>> Start

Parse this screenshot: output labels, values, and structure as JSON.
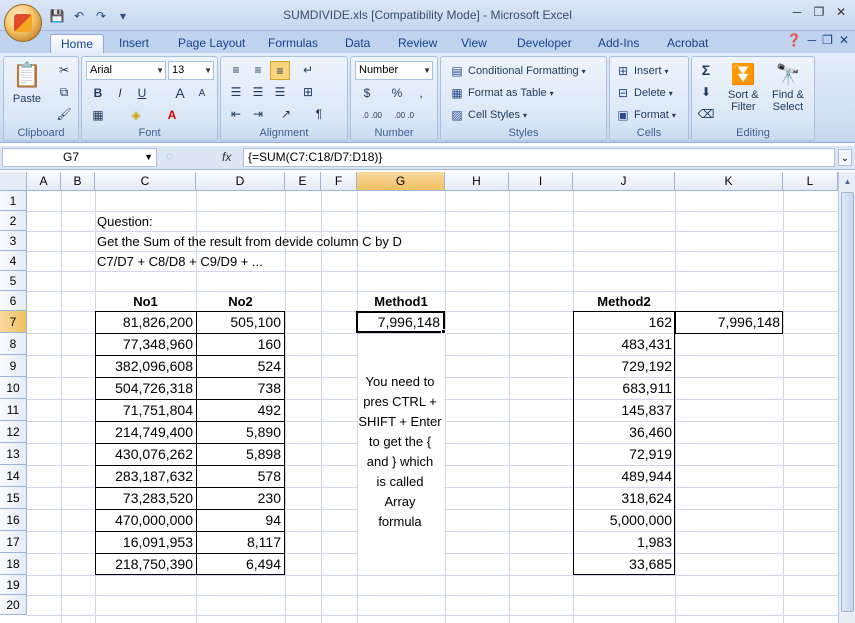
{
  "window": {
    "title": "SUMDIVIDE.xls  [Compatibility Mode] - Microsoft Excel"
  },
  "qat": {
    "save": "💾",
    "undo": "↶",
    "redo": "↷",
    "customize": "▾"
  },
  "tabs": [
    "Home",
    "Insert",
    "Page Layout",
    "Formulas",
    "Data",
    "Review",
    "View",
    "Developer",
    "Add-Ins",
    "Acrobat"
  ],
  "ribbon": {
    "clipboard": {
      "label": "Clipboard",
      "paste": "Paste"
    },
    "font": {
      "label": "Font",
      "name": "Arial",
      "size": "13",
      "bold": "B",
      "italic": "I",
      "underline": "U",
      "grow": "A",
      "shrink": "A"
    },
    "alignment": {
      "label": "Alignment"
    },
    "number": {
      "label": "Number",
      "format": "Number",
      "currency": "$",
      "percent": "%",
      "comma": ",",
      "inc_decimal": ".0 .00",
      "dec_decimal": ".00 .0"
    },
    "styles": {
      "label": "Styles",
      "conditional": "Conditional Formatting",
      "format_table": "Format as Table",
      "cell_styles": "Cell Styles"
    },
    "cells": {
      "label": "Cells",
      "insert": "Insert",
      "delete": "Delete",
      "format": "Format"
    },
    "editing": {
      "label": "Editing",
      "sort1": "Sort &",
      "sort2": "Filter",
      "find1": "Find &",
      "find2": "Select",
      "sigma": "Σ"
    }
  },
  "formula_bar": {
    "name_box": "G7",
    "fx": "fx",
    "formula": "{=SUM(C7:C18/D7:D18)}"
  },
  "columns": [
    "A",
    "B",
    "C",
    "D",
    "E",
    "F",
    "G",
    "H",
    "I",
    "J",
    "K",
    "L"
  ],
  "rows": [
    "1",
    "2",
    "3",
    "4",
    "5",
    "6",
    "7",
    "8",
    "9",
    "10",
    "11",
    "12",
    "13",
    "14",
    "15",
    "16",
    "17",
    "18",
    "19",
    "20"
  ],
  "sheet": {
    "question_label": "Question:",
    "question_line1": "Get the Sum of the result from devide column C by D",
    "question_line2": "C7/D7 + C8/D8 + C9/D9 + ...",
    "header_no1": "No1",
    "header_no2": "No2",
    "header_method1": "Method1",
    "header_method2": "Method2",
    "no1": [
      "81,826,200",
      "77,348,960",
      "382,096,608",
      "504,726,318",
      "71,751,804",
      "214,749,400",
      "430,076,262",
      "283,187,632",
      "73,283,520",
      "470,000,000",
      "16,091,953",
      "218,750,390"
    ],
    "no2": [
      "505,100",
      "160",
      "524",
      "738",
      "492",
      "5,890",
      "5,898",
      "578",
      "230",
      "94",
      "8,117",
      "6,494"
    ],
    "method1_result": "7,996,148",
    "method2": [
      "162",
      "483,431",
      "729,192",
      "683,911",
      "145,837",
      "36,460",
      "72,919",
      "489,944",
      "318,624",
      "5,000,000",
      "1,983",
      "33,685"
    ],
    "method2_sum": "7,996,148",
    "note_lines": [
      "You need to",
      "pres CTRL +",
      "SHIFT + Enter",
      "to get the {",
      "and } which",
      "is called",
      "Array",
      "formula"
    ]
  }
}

>> End
>> Start

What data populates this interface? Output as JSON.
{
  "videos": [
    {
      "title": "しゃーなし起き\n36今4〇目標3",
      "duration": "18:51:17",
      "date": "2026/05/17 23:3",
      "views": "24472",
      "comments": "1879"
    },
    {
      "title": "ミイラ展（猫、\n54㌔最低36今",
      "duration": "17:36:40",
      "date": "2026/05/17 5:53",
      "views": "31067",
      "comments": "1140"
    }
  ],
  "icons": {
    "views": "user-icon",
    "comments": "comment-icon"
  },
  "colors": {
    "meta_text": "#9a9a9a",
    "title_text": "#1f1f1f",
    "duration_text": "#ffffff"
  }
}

>> End

Given instruction: Search the lines above for the string "views" and copy each line that has it.

The output:
      "views": "24472",
      "views": "31067",
    "views": "user-icon",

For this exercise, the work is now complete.